Every entry that follows should be repeated exactly; drop the images.

## start Recorded information

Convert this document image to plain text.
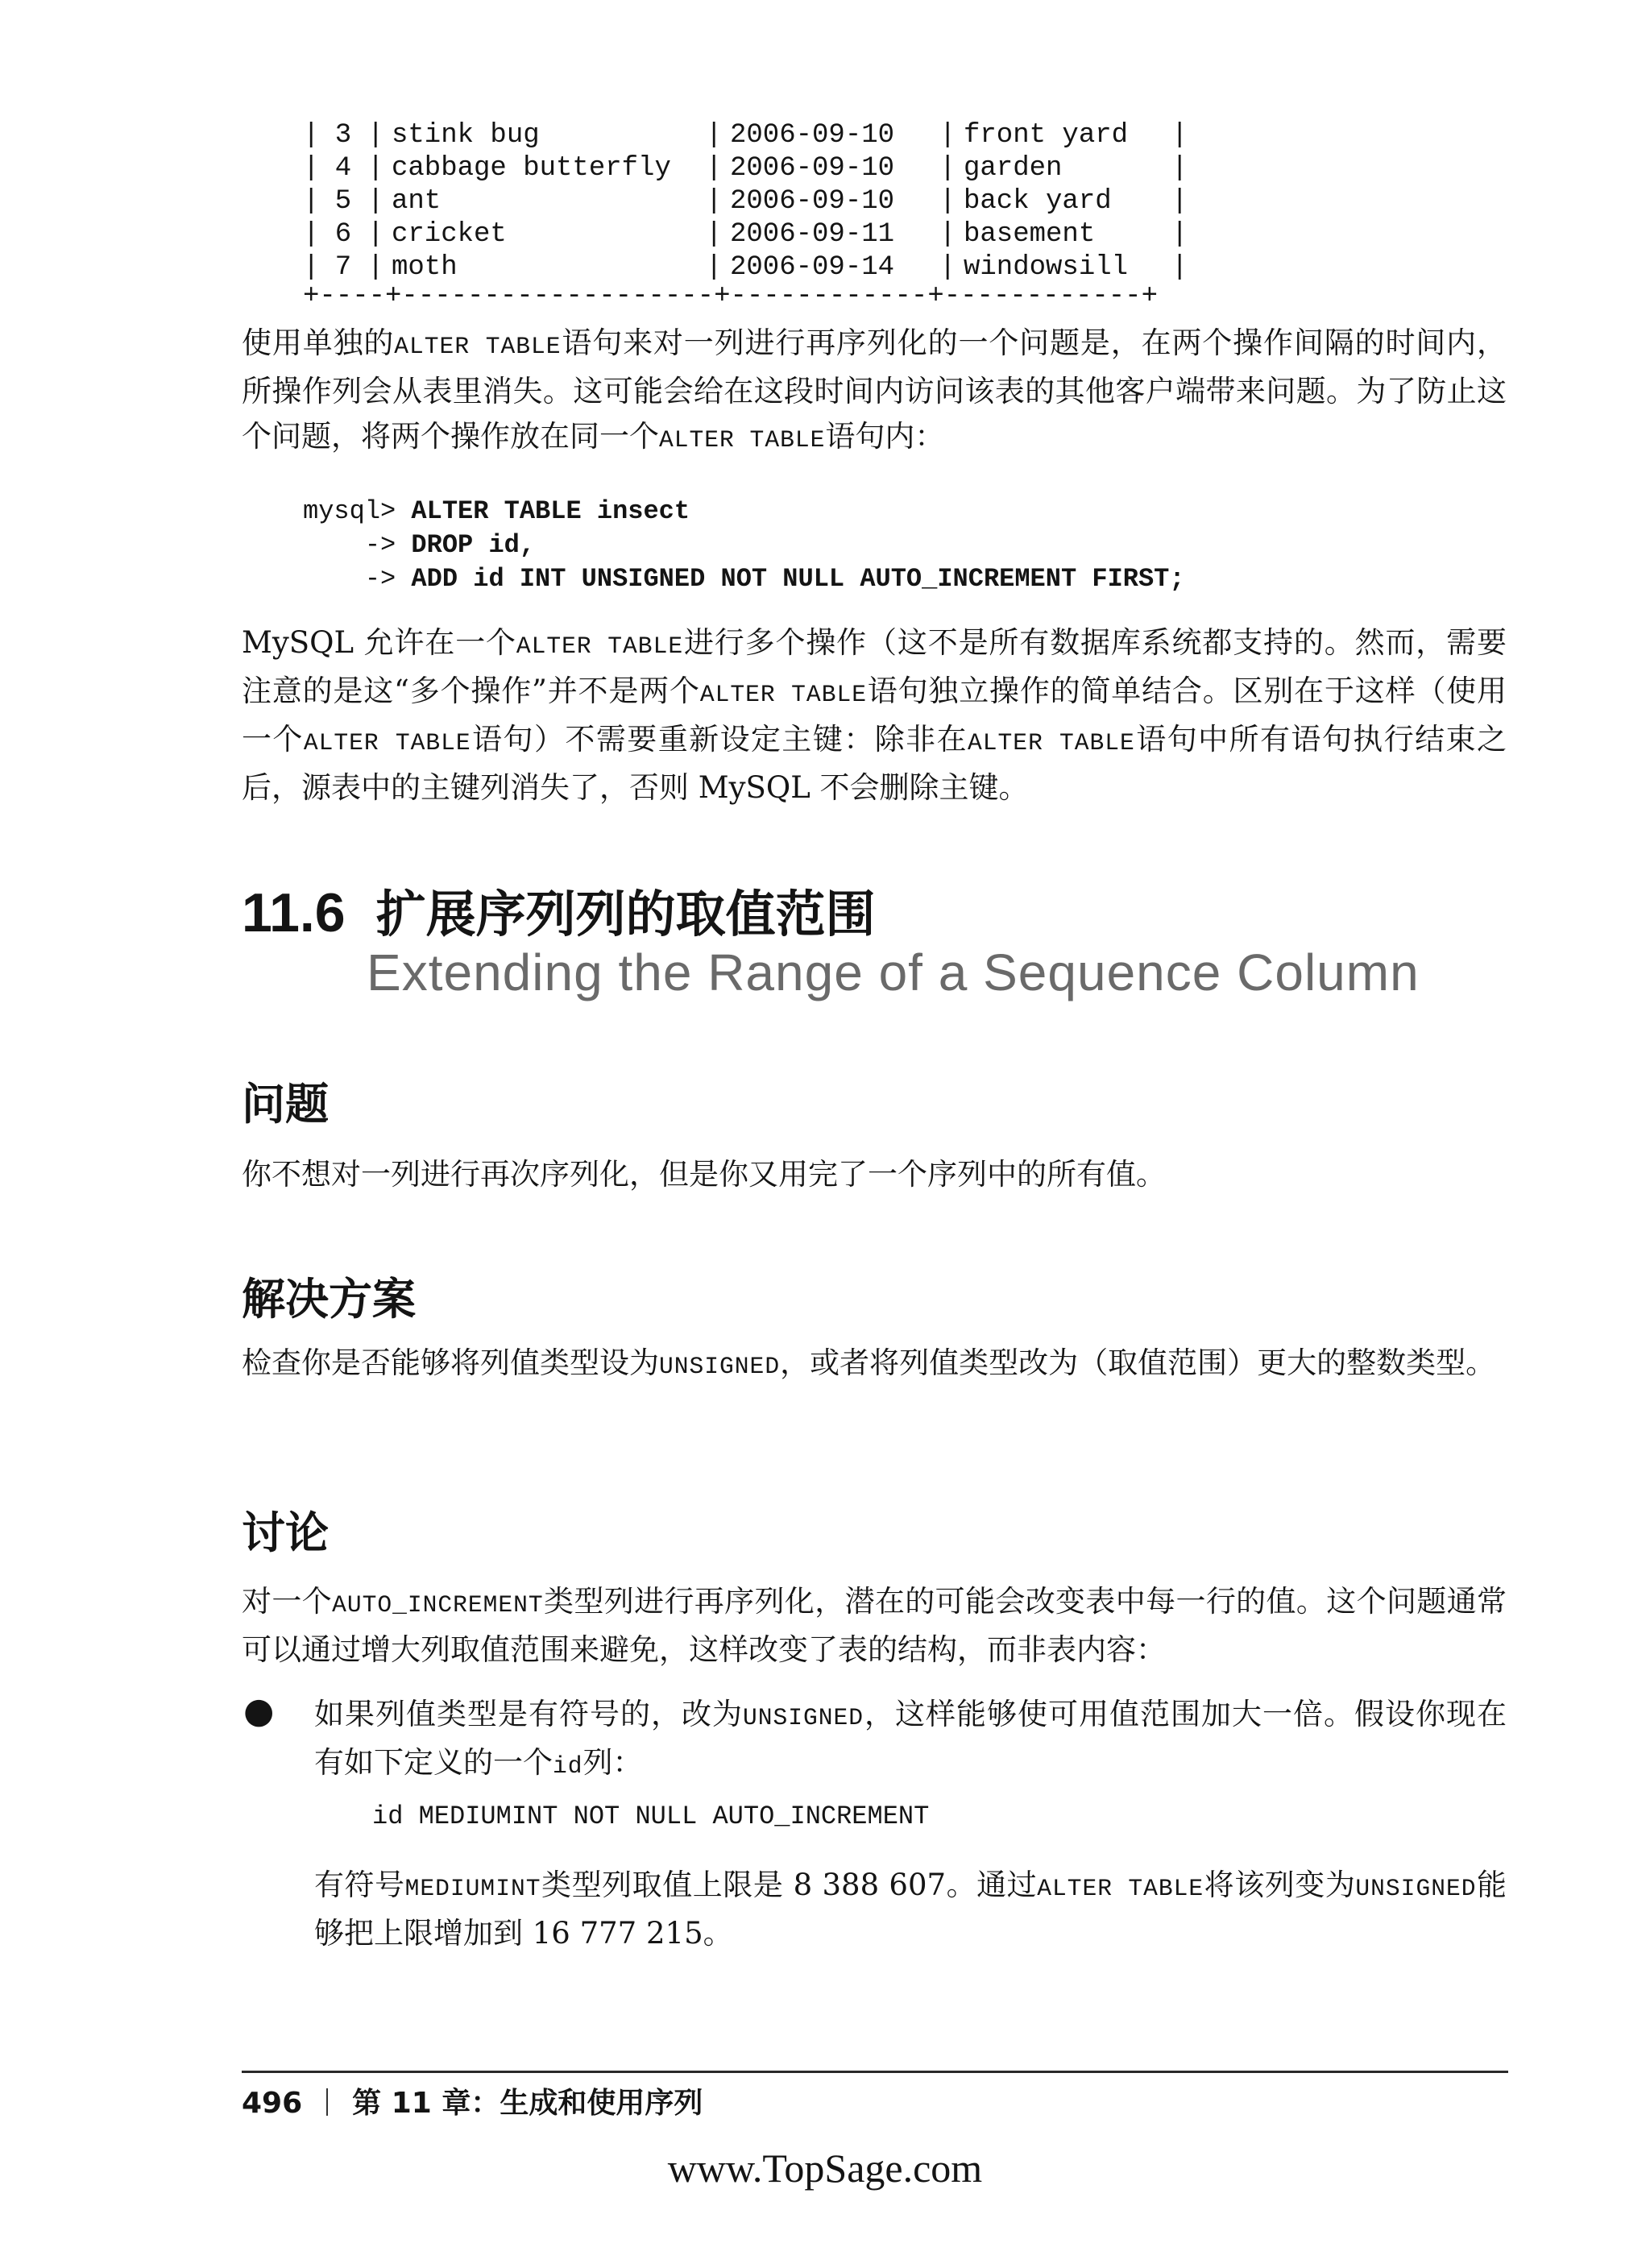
| 3 | stink bug	| 2006-09-10 | front yard |
| 4 | cabbage butterfly | 2006-09-10 | garden	|
| 5 | ant	| 2006-09-10 | back yard |
| 6 | cricket	| 2006-09-11 | basement	|
| 7 | moth	| 2006-09-14 | windowsill |
+----+-------------------+------------+------------+

使用单独的ALTER TABLE语句来对一列进行再序列化的一个问题是，在两个操作间隔的时间内，所操作列会从表里消失。这可能会给在这段时间内访问该表的其他客户端带来问题。为了防止这个问题，将两个操作放在同一个ALTER TABLE语句内：

mysql> ALTER TABLE insect
-> DROP id,
-> ADD id INT UNSIGNED NOT NULL AUTO_INCREMENT FIRST;

MySQL 允许在一个ALTER TABLE进行多个操作（这不是所有数据库系统都支持的。然而，需要注意的是这“多个操作”并不是两个ALTER TABLE语句独立操作的简单结合。区别在于这样（使用一个ALTER TABLE语句）不需要重新设定主键：除非在ALTER TABLE语句中所有语句执行结束之后，源表中的主键列消失了，否则 MySQL 不会删除主键。

11.6 扩展序列列的取值范围
Extending the Range of a Sequence Column
问题

你不想对一列进行再次序列化，但是你又用完了一个序列中的所有值。

解决方案

检查你是否能够将列值类型设为UNSIGNED，或者将列值类型改为（取值范围）更大的整数类型。

讨论

对一个AUTO_INCREMENT类型列进行再序列化，潜在的可能会改变表中每一行的值。这个问题通常可以通过增大列取值范围来避免，这样改变了表的结构，而非表内容：

● 如果列值类型是有符号的，改为UNSIGNED，这样能够使可用值范围加大一倍。假设你现在有如下定义的一个id列：

id MEDIUMINT NOT NULL AUTO_INCREMENT

有符号MEDIUMINT类型列取值上限是 8 388 607。通过ALTER TABLE将该列变为UNSIGNED能够把上限增加到 16 777 215。

496 第 11 章：生成和使用序列
www.TopSage.com
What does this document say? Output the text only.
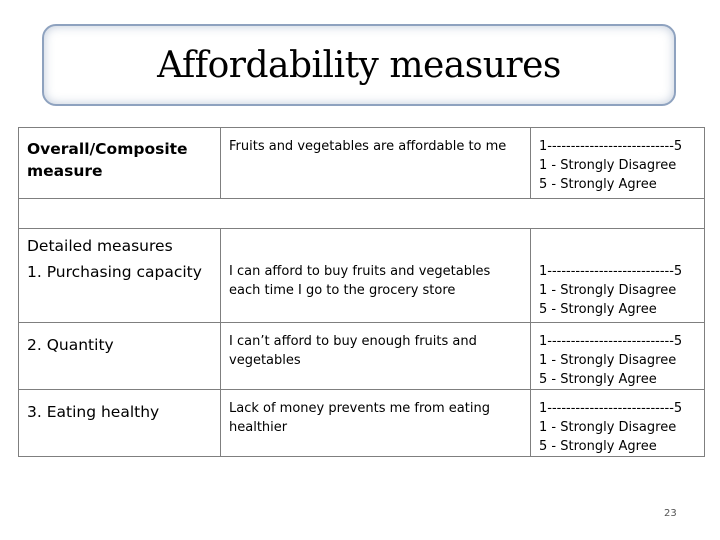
Affordability measures
Overall/Composite measure	Fruits and vegetables are affordable to me	1---------------------------5
1 - Strongly Disagree
5 - Strongly Agree

Detailed measures		

1. Purchasing capacity	I can afford to buy fruits and vegetables each time I go to the grocery store	1---------------------------5
1 - Strongly Disagree
5 - Strongly Agree

2. Quantity	I can’t afford to buy enough fruits and vegetables	1---------------------------5
1 - Strongly Disagree
5 - Strongly Agree

3. Eating healthy	Lack of money prevents me from eating healthier	1---------------------------5
1 - Strongly Disagree
5 - Strongly Agree
23
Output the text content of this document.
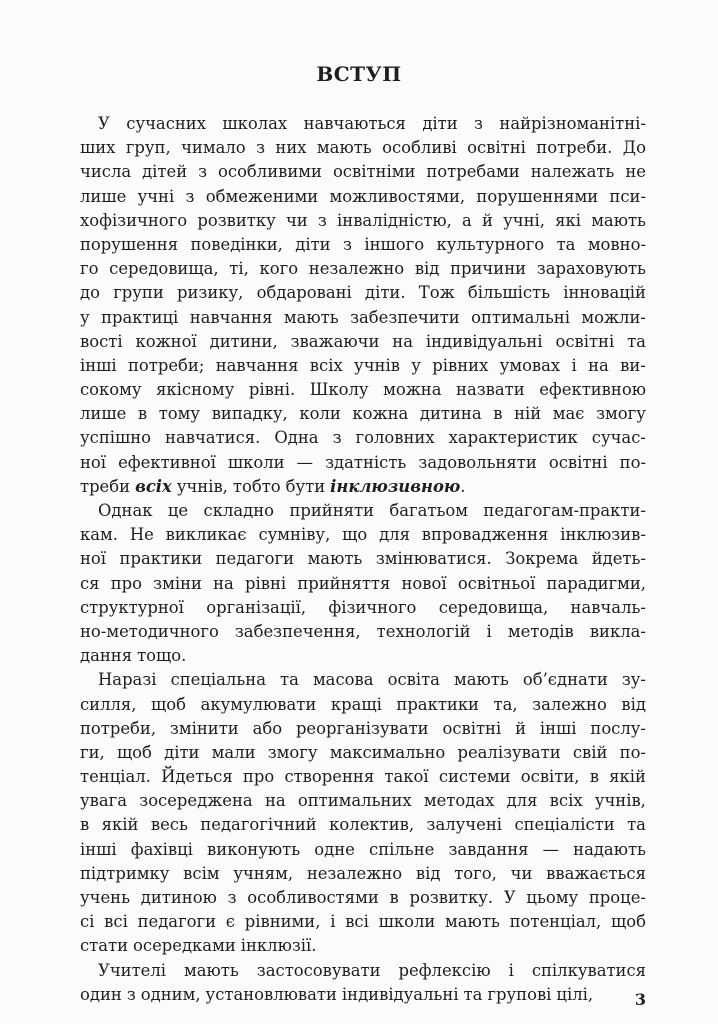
ВСТУП
У сучасних школах навчаються діти з найрізноманітні-
ших груп, чимало з них мають особливі освітні потреби. До
числа дітей з особливими освітніми потребами належать не
лише учні з обмеженими можливостями, порушеннями пси-
хофізичного розвитку чи з інвалідністю, а й учні, які мають
порушення поведінки, діти з іншого культурного та мовно-
го середовища, ті, кого незалежно від причини зараховують
до групи ризику, обдаровані діти. Тож більшість інновацій
у практиці навчання мають забезпечити оптимальні можли-
вості кожної дитини, зважаючи на індивідуальні освітні та
інші потреби; навчання всіх учнів у рівних умовах і на ви-
сокому якісному рівні. Школу можна назвати ефективною
лише в тому випадку, коли кожна дитина в ній має змогу
успішно навчатися. Одна з головних характеристик сучас-
ної ефективної школи — здатність задовольняти освітні по-
треби всіх учнів, тобто бути інклюзивною.
Однак це складно прийняти багатьом педагогам-практи-
кам. Не викликає сумніву, що для впровадження інклюзив-
ної практики педагоги мають змінюватися. Зокрема йдеть-
ся про зміни на рівні прийняття нової освітньої парадигми,
структурної організації, фізичного середовища, навчаль-
но-методичного забезпечення, технологій і методів викла-
дання тощо.
Наразі спеціальна та масова освіта мають об’єднати зу-
силля, щоб акумулювати кращі практики та, залежно від
потреби, змінити або реорганізувати освітні й інші послу-
ги, щоб діти мали змогу максимально реалізувати свій по-
тенціал. Йдеться про створення такої системи освіти, в якій
увага зосереджена на оптимальних методах для всіх учнів,
в якій весь педагогічний колектив, залучені спеціалісти та
інші фахівці виконують одне спільне завдання — надають
підтримку всім учням, незалежно від того, чи вважається
учень дитиною з особливостями в розвитку. У цьому проце-
сі всі педагоги є рівними, і всі школи мають потенціал, щоб
стати осередками інклюзії.
Учителі мають застосовувати рефлексію і спілкуватися
один з одним, установлювати індивідуальні та групові цілі,	3
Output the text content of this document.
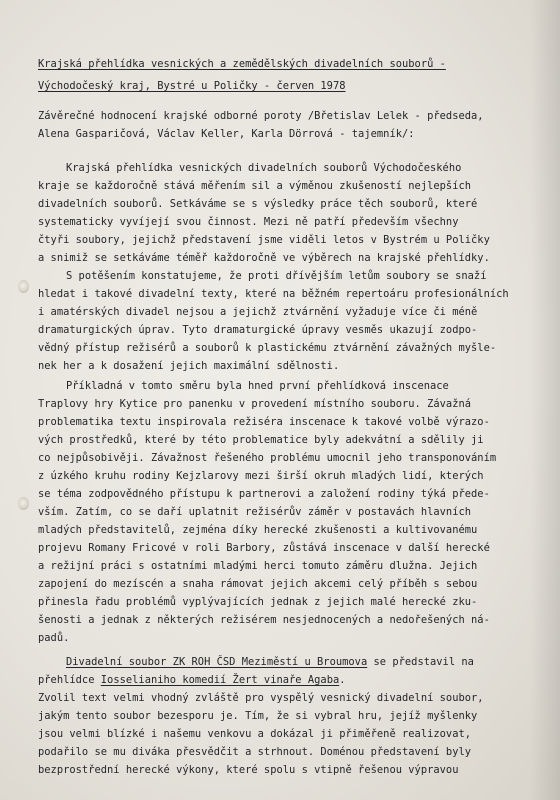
Krajská přehlídka vesnických a zemědělských divadelních souborů -
Východočeský kraj, Bystré u Poličky - červen 1978
Závěrečné hodnocení krajské odborné poroty /Břetislav Lelek - předseda,
Alena Gasparičová, Václav Keller, Karla Dörrová - tajemník/:
Krajská přehlídka vesnických divadelních souborů Východočeského
kraje se každoročně stává měřením sil a výměnou zkušeností nejlepších
divadelních souborů. Setkáváme se s výsledky práce těch souborů, které
systematicky vyvíjejí svou činnost. Mezi ně patří především všechny
čtyři soubory, jejichž představení jsme viděli letos v Bystrém u Poličky
a snimiž se setkáváme téměř každoročně ve výběrech na krajské přehlídky.
S potěšením konstatujeme, že proti dřívějším letům soubory se snaží
hledat i takové divadelní texty, které na běžném repertoáru profesionálních
i amatérských divadel nejsou a jejichž ztvárnění vyžaduje více či méně
dramaturgických úprav. Tyto dramaturgické úpravy vesměs ukazují zodpo-
vědný přístup režisérů a souborů k plastickému ztvárnění závažných myšle-
nek her a k dosažení jejich maximální sdělnosti.
Příkladná v tomto směru byla hned první přehlídková inscenace
Traplovy hry Kytice pro panenku v provedení místního souboru. Závažná
problematika textu inspirovala režiséra inscenace k takové volbě výrazo-
vých prostředků, které by této problematice byly adekvátní a sdělily ji
co nejpůsobivěji. Závažnost řešeného problému umocnil jeho transponováním
z úzkého kruhu rodiny Kejzlarovy mezi širší okruh mladých lidí, kterých
se téma zodpovědného přístupu k partnerovi a založení rodiny týká přede-
vším. Zatím, co se daří uplatnit režisérův záměr v postavách hlavních
mladých představitelů, zejména díky herecké zkušenosti a kultivovanému
projevu Romany Fricové v roli Barbory, zůstává inscenace v další herecké
a režijní práci s ostatními mladými herci tomuto záměru dlužna. Jejich
zapojení do mezíscén a snaha rámovat jejich akcemi celý příběh s sebou
přinesla řadu problémů vyplývajících jednak z jejich malé herecké zku-
šenosti a jednak z některých režisérem nesjednocených a nedořešených ná-
padů.
Divadelní soubor ZK ROH ČSD Meziměstí u Broumova se představil na
přehlídce Iosselianiho komedií Žert vinaře Agaba.
Zvolil text velmi vhodný zvláště pro vyspělý vesnický divadelní soubor,
jakým tento soubor bezesporu je. Tím, že si vybral hru, jejíž myšlenky
jsou velmi blízké i našemu venkovu a dokázal ji přiměřeně realizovat,
podařilo se mu diváka přesvědčit a strhnout. Doménou představení byly
bezprostřední herecké výkony, které spolu s vtipně řešenou výpravou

## end Recorded information

Written response
Convert this document image to plain text.
| 3 | stink bug	| 2006-09-10 | front yard |
| 4 | cabbage butterfly | 2006-09-10 | garden	|
| 5 | ant	| 2006-09-10 | back yard |
| 6 | cricket	| 2006-09-11 | basement	|
| 7 | moth	| 2006-09-14 | windowsill |
+----+-------------------+------------+------------+

使用单独的ALTER TABLE语句来对一列进行再序列化的一个问题是，在两个操作间隔的时间内，所操作列会从表里消失。这可能会给在这段时间内访问该表的其他客户端带来问题。为了防止这个问题，将两个操作放在同一个ALTER TABLE语句内：

mysql> ALTER TABLE insect
-> DROP id,
-> ADD id INT UNSIGNED NOT NULL AUTO_INCREMENT FIRST;

MySQL 允许在一个ALTER TABLE进行多个操作（这不是所有数据库系统都支持的。然而，需要注意的是这“多个操作”并不是两个ALTER TABLE语句独立操作的简单结合。区别在于这样（使用一个ALTER TABLE语句）不需要重新设定主键：除非在ALTER TABLE语句中所有语句执行结束之后，源表中的主键列消失了，否则 MySQL 不会删除主键。

11.6 扩展序列列的取值范围
Extending the Range of a Sequence Column
问题

你不想对一列进行再次序列化，但是你又用完了一个序列中的所有值。

解决方案

检查你是否能够将列值类型设为UNSIGNED，或者将列值类型改为（取值范围）更大的整数类型。

讨论

对一个AUTO_INCREMENT类型列进行再序列化，潜在的可能会改变表中每一行的值。这个问题通常可以通过增大列取值范围来避免，这样改变了表的结构，而非表内容：

● 如果列值类型是有符号的，改为UNSIGNED，这样能够使可用值范围加大一倍。假设你现在有如下定义的一个id列：

id MEDIUMINT NOT NULL AUTO_INCREMENT

有符号MEDIUMINT类型列取值上限是 8 388 607。通过ALTER TABLE将该列变为UNSIGNED能够把上限增加到 16 777 215。

496 第 11 章：生成和使用序列
www.TopSage.com
What does this document say? Output the text only.
Affordability measures
Overall/Composite measure	Fruits and vegetables are affordable to me	1---------------------------5
1 - Strongly Disagree
5 - Strongly Agree

Detailed measures		

1. Purchasing capacity	I can afford to buy fruits and vegetables each time I go to the grocery store	1---------------------------5
1 - Strongly Disagree
5 - Strongly Agree

2. Quantity	I can’t afford to buy enough fruits and vegetables	1---------------------------5
1 - Strongly Disagree
5 - Strongly Agree

3. Eating healthy	Lack of money prevents me from eating healthier	1---------------------------5
1 - Strongly Disagree
5 - Strongly Agree
23
Output the text content of this document.
ВСТУП
У сучасних школах навчаються діти з найрізноманітні-
ших груп, чимало з них мають особливі освітні потреби. До
числа дітей з особливими освітніми потребами належать не
лише учні з обмеженими можливостями, порушеннями пси-
хофізичного розвитку чи з інвалідністю, а й учні, які мають
порушення поведінки, діти з іншого культурного та мовно-
го середовища, ті, кого незалежно від причини зараховують
до групи ризику, обдаровані діти. Тож більшість інновацій
у практиці навчання мають забезпечити оптимальні можли-
вості кожної дитини, зважаючи на індивідуальні освітні та
інші потреби; навчання всіх учнів у рівних умовах і на ви-
сокому якісному рівні. Школу можна назвати ефективною
лише в тому випадку, коли кожна дитина в ній має змогу
успішно навчатися. Одна з головних характеристик сучас-
ної ефективної школи — здатність задовольняти освітні по-
треби всіх учнів, тобто бути інклюзивною.
Однак це складно прийняти багатьом педагогам-практи-
кам. Не викликає сумніву, що для впровадження інклюзив-
ної практики педагоги мають змінюватися. Зокрема йдеть-
ся про зміни на рівні прийняття нової освітньої парадигми,
структурної організації, фізичного середовища, навчаль-
но-методичного забезпечення, технологій і методів викла-
дання тощо.
Наразі спеціальна та масова освіта мають об’єднати зу-
силля, щоб акумулювати кращі практики та, залежно від
потреби, змінити або реорганізувати освітні й інші послу-
ги, щоб діти мали змогу максимально реалізувати свій по-
тенціал. Йдеться про створення такої системи освіти, в якій
увага зосереджена на оптимальних методах для всіх учнів,
в якій весь педагогічний колектив, залучені спеціалісти та
інші фахівці виконують одне спільне завдання — надають
підтримку всім учням, незалежно від того, чи вважається
учень дитиною з особливостями в розвитку. У цьому проце-
сі всі педагоги є рівними, і всі школи мають потенціал, щоб
стати осередками інклюзії.
Учителі мають застосовувати рефлексію і спілкуватися
один з одним, установлювати індивідуальні та групові цілі,	3
Output the text content of this document.
Krajská přehlídka vesnických a zemědělských divadelních souborů -
Východočeský kraj, Bystré u Poličky - červen 1978
Závěrečné hodnocení krajské odborné poroty /Břetislav Lelek - předseda,
Alena Gasparičová, Václav Keller, Karla Dörrová - tajemník/:
Krajská přehlídka vesnických divadelních souborů Východočeského
kraje se každoročně stává měřením sil a výměnou zkušeností nejlepších
divadelních souborů. Setkáváme se s výsledky práce těch souborů, které
systematicky vyvíjejí svou činnost. Mezi ně patří především všechny
čtyři soubory, jejichž představení jsme viděli letos v Bystrém u Poličky
a snimiž se setkáváme téměř každoročně ve výběrech na krajské přehlídky.
S potěšením konstatujeme, že proti dřívějším letům soubory se snaží
hledat i takové divadelní texty, které na běžném repertoáru profesionálních
i amatérských divadel nejsou a jejichž ztvárnění vyžaduje více či méně
dramaturgických úprav. Tyto dramaturgické úpravy vesměs ukazují zodpo-
vědný přístup režisérů a souborů k plastickému ztvárnění závažných myšle-
nek her a k dosažení jejich maximální sdělnosti.
Příkladná v tomto směru byla hned první přehlídková inscenace
Traplovy hry Kytice pro panenku v provedení místního souboru. Závažná
problematika textu inspirovala režiséra inscenace k takové volbě výrazo-
vých prostředků, které by této problematice byly adekvátní a sdělily ji
co nejpůsobivěji. Závažnost řešeného problému umocnil jeho transponováním
z úzkého kruhu rodiny Kejzlarovy mezi širší okruh mladých lidí, kterých
se téma zodpovědného přístupu k partnerovi a založení rodiny týká přede-
vším. Zatím, co se daří uplatnit režisérův záměr v postavách hlavních
mladých představitelů, zejména díky herecké zkušenosti a kultivovanému
projevu Romany Fricové v roli Barbory, zůstává inscenace v další herecké
a režijní práci s ostatními mladými herci tomuto záměru dlužna. Jejich
zapojení do mezíscén a snaha rámovat jejich akcemi celý příběh s sebou
přinesla řadu problémů vyplývajících jednak z jejich malé herecké zku-
šenosti a jednak z některých režisérem nesjednocených a nedořešených ná-
padů.
Divadelní soubor ZK ROH ČSD Meziměstí u Broumova se představil na
přehlídce Iosselianiho komedií Žert vinaře Agaba.
Zvolil text velmi vhodný zvláště pro vyspělý vesnický divadelní soubor,
jakým tento soubor bezesporu je. Tím, že si vybral hru, jejíž myšlenky
jsou velmi blízké i našemu venkovu a dokázal ji přiměřeně realizovat,
podařilo se mu diváka přesvědčit a strhnout. Doménou představení byly
bezprostřední herecké výkony, které spolu s vtipně řešenou výpravou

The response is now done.